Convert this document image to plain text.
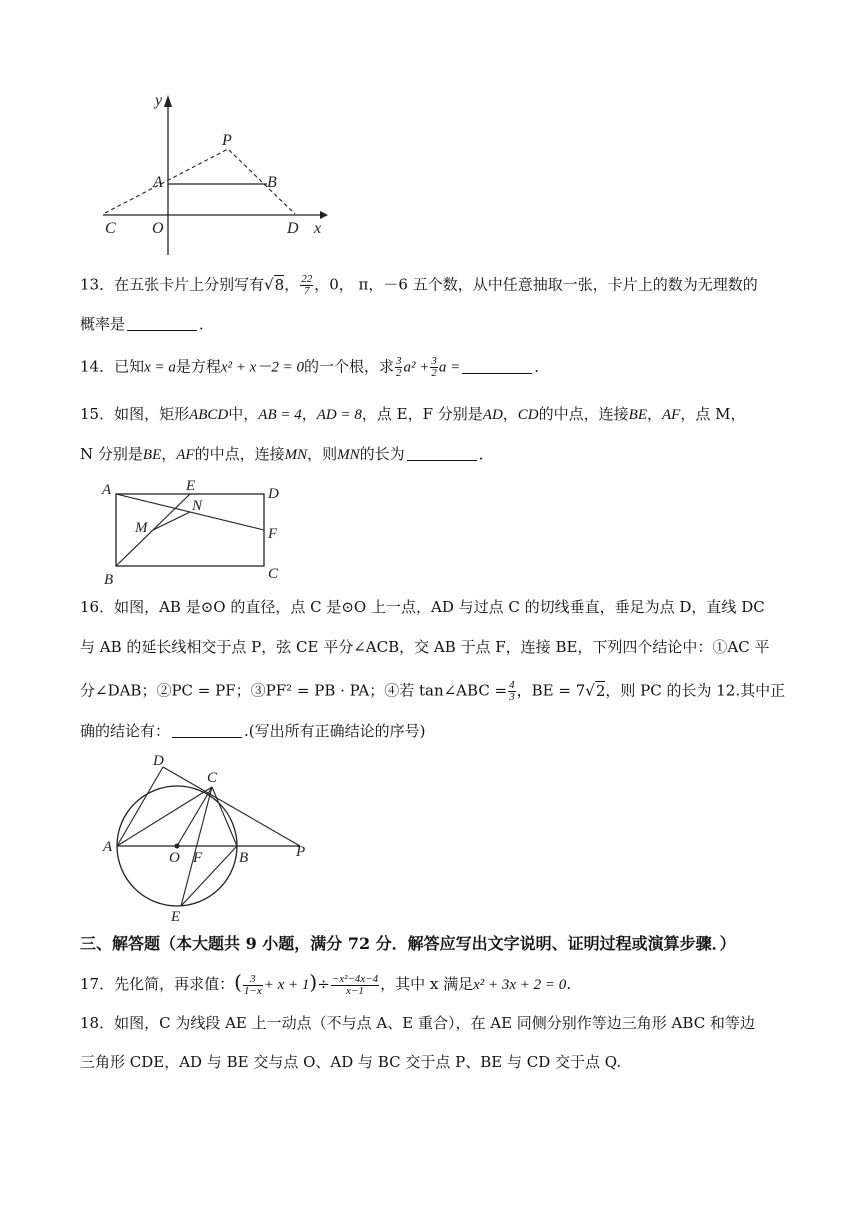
y
P
A	B
C O	D x
13．在五张卡片上分别写有√8， $\frac{22}{7}$ ，0， π，－6 五个数，从中任意抽取一张，卡片上的数为无理数的
概率是	．
14．已知x = a是方程x² + x－2 = 0的一个根，求 $\frac{3}{2} a^2 + \frac{3}{2}$ a =	．
15．如图，矩形ABCD中，AB = 4，AD = 8，点 E，F 分别是AD，CD的中点，连接BE，AF，点 M，
N 分别是BE，AF的中点，连接MN，则MN的长为	．
A	E	D
N
M	F
B	C
16．如图，AB 是⊙O 的直径，点 C 是⊙O 上一点，AD 与过点 C 的切线垂直，垂足为点 D，直线 DC
与 AB 的延长线相交于点 P，弦 CE 平分∠ACB，交 AB 于点 F，连接 BE，下列四个结论中：①AC 平
分∠DAB；②PC = PF；③PF² = PB · PA；④若 tan∠ABC = $\frac{4}{3}$ ，BE = 7√2，则 PC 的长为 12.其中正
确的结论有：	.(写出所有正确结论的序号)
D
C
A
O F B	P
E
三、解答题（本大题共 9 小题，满分 72 分．解答应写出文字说明、证明过程或演算步骤．）
17．先化简，再求值：( $\frac{3}{1-x} + x + 1)\div \frac{\text{−x²−4x−4}}{x-1}$ ，其中 x 满足x² + 3x + 2 = 0．
18．如图，C 为线段 AE 上一动点（不与点 A、E 重合），在 AE 同侧分别作等边三角形 ABC 和等边
三角形 CDE，AD 与 BE 交与点 O、AD 与 BC 交于点 P、BE 与 CD 交于点 Q.
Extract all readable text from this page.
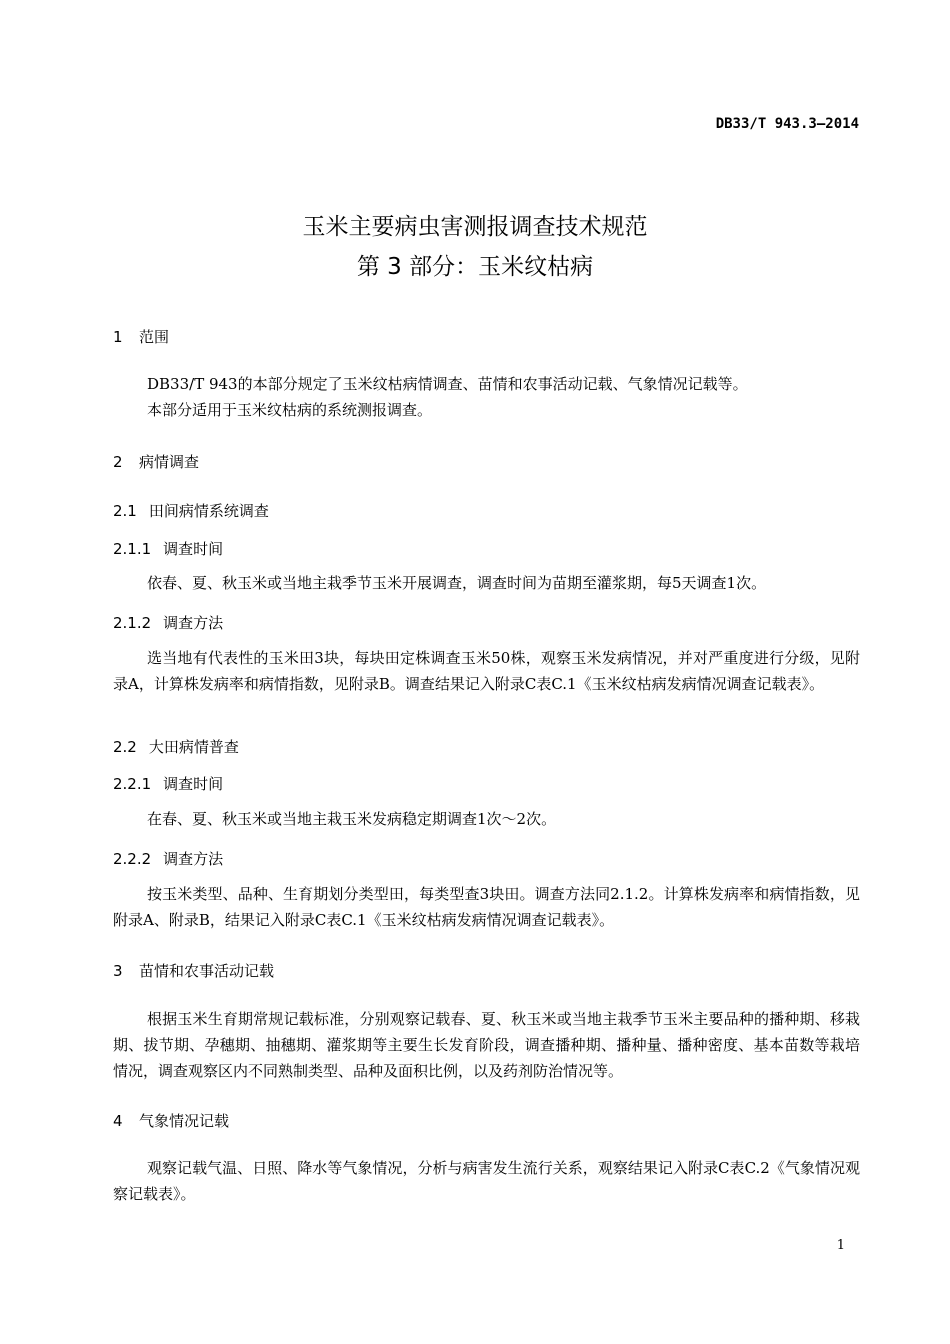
DB33/T 943.3—2014
玉米主要病虫害测报调查技术规范
第 3 部分：玉米纹枯病
1 范围
DB33/T 943的本部分规定了玉米纹枯病情调查、苗情和农事活动记载、气象情况记载等。
本部分适用于玉米纹枯病的系统测报调查。
2 病情调查
2.1 田间病情系统调查
2.1.1 调查时间
依春、夏、秋玉米或当地主栽季节玉米开展调查，调查时间为苗期至灌浆期，每5天调查1次。
2.1.2 调查方法
选当地有代表性的玉米田3块，每块田定株调查玉米50株，观察玉米发病情况，并对严重度进行分级，见附录A，计算株发病率和病情指数，见附录B。调查结果记入附录C表C.1《玉米纹枯病发病情况调查记载表》。
2.2 大田病情普查
2.2.1 调查时间
在春、夏、秋玉米或当地主栽玉米发病稳定期调查1次～2次。
2.2.2 调查方法
按玉米类型、品种、生育期划分类型田，每类型查3块田。调查方法同2.1.2。计算株发病率和病情指数，见附录A、附录B，结果记入附录C表C.1《玉米纹枯病发病情况调查记载表》。
3 苗情和农事活动记载
根据玉米生育期常规记载标准，分别观察记载春、夏、秋玉米或当地主栽季节玉米主要品种的播种期、移栽期、拔节期、孕穗期、抽穗期、灌浆期等主要生长发育阶段，调查播种期、播种量、播种密度、基本苗数等栽培情况，调查观察区内不同熟制类型、品种及面积比例，以及药剂防治情况等。
4 气象情况记载
观察记载气温、日照、降水等气象情况，分析与病害发生流行关系，观察结果记入附录C表C.2《气象情况观察记载表》。
1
===============
Brief: Go through the records and copy each line with "见附录A" in it.

Exercise response:
选当地有代表性的玉米田3块，每块田定株调查玉米50株，观察玉米发病情况，并对严重度进行分级，见附录A，计算株发病率和病情指数，见附录B。调查结果记入附录C表C.1《玉米纹枯病发病情况调查记载表》。
按玉米类型、品种、生育期划分类型田，每类型查3块田。调查方法同2.1.2。计算株发病率和病情指数，见附录A、附录B，结果记入附录C表C.1《玉米纹枯病发病情况调查记载表》。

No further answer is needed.